- [WHAT IS NEEDED]
The records below are made of lines; count those holding the word "arrival" and give the number only.

Data extracted from a collection

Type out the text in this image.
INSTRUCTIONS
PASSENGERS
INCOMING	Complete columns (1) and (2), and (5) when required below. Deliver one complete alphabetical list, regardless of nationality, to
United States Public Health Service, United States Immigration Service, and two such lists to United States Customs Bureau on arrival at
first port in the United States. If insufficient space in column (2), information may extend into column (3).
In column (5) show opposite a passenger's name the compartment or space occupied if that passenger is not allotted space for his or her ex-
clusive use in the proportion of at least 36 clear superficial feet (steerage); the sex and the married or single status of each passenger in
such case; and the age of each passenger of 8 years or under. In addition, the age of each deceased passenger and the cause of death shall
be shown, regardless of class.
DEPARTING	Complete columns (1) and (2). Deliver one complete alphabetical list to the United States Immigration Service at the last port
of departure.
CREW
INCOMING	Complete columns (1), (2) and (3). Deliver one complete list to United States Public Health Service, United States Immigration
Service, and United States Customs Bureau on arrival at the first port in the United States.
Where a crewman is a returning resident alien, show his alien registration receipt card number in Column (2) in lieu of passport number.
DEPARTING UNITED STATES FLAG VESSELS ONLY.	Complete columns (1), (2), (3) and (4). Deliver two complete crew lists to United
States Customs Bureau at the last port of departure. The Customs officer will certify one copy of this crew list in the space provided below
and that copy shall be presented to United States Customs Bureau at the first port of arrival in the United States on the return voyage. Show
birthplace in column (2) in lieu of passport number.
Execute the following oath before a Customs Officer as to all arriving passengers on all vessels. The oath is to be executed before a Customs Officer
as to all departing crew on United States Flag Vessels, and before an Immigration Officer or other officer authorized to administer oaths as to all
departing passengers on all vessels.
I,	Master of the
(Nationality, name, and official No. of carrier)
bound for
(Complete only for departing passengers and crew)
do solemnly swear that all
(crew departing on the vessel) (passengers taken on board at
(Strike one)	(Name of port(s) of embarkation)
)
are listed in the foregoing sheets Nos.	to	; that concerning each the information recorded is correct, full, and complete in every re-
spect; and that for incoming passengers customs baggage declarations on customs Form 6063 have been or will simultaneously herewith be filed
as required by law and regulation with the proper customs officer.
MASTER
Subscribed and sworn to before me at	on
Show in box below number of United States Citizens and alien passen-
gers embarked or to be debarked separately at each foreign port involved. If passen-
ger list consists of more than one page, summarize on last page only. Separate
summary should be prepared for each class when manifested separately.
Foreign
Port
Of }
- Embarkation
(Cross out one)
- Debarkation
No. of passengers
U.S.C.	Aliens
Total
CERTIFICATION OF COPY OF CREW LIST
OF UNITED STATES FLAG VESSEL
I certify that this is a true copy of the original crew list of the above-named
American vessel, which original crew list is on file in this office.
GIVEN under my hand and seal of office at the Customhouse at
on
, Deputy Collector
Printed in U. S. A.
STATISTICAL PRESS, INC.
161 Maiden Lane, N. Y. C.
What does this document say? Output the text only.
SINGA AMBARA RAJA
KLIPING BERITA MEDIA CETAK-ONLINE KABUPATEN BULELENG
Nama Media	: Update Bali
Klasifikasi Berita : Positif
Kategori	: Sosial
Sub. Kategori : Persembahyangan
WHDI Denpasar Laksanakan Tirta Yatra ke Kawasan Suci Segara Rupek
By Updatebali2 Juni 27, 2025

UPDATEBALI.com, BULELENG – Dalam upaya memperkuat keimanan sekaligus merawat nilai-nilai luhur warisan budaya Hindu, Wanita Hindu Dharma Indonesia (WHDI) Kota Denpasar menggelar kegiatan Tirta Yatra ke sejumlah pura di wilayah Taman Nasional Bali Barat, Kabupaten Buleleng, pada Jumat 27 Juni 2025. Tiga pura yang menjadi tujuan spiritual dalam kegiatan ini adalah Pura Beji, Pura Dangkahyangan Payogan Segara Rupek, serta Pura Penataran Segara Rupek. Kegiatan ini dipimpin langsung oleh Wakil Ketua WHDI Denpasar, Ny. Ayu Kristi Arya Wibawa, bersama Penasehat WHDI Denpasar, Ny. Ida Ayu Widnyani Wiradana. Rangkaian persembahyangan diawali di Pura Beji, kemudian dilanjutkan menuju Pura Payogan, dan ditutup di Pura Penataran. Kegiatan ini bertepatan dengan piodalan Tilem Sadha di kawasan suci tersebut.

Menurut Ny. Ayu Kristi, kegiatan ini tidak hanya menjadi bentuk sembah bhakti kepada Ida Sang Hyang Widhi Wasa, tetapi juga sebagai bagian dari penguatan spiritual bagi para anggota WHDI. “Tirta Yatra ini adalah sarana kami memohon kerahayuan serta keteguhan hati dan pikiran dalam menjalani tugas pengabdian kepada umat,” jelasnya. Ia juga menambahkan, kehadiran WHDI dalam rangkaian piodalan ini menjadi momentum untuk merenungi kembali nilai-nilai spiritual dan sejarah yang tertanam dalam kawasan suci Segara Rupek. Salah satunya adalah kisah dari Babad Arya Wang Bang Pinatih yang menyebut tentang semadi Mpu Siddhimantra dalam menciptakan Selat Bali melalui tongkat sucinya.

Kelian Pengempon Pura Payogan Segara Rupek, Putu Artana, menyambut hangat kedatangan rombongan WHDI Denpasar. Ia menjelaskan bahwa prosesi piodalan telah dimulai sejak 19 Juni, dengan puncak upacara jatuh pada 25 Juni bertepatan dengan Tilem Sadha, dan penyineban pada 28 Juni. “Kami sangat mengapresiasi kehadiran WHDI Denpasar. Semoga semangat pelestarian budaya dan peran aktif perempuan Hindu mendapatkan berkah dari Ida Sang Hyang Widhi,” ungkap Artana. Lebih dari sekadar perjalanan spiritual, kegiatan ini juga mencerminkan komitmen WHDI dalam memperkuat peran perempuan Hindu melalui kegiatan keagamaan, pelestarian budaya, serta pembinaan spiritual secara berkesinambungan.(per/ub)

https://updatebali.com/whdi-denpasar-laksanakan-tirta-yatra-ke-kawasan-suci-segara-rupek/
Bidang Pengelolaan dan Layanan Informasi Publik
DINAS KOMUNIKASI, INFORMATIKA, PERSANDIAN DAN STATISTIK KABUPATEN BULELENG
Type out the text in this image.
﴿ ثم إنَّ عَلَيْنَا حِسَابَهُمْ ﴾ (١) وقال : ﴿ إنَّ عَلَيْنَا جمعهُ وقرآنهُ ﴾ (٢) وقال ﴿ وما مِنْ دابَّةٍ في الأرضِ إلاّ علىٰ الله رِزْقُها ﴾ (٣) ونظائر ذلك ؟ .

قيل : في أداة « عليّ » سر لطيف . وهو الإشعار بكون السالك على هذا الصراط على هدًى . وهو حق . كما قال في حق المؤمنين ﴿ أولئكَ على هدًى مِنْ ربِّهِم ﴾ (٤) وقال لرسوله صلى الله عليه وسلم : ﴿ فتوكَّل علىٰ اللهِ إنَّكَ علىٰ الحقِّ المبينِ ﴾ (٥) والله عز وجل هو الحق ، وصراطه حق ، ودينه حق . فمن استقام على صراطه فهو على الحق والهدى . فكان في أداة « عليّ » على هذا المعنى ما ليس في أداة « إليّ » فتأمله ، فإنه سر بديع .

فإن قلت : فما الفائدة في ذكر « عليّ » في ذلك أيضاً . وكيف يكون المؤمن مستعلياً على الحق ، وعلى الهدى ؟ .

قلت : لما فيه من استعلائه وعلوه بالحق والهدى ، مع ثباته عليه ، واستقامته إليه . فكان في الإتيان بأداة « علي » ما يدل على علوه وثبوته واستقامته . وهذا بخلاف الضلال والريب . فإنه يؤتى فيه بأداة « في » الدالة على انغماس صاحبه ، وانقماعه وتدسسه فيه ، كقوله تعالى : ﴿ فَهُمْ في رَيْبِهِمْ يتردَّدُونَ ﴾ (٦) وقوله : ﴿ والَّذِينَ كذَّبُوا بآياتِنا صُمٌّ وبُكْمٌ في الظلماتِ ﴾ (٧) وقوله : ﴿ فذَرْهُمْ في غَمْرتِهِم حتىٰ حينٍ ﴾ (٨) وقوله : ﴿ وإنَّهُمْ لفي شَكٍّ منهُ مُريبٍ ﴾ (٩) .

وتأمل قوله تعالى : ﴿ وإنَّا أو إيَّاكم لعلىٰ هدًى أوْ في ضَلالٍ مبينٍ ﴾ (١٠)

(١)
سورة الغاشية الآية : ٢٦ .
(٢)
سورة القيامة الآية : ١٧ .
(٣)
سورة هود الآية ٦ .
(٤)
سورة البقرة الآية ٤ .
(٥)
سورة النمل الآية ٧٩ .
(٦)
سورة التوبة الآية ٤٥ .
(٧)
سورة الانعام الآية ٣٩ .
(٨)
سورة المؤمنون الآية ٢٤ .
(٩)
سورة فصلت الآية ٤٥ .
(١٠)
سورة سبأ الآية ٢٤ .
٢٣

- [THE SOLUTION]
3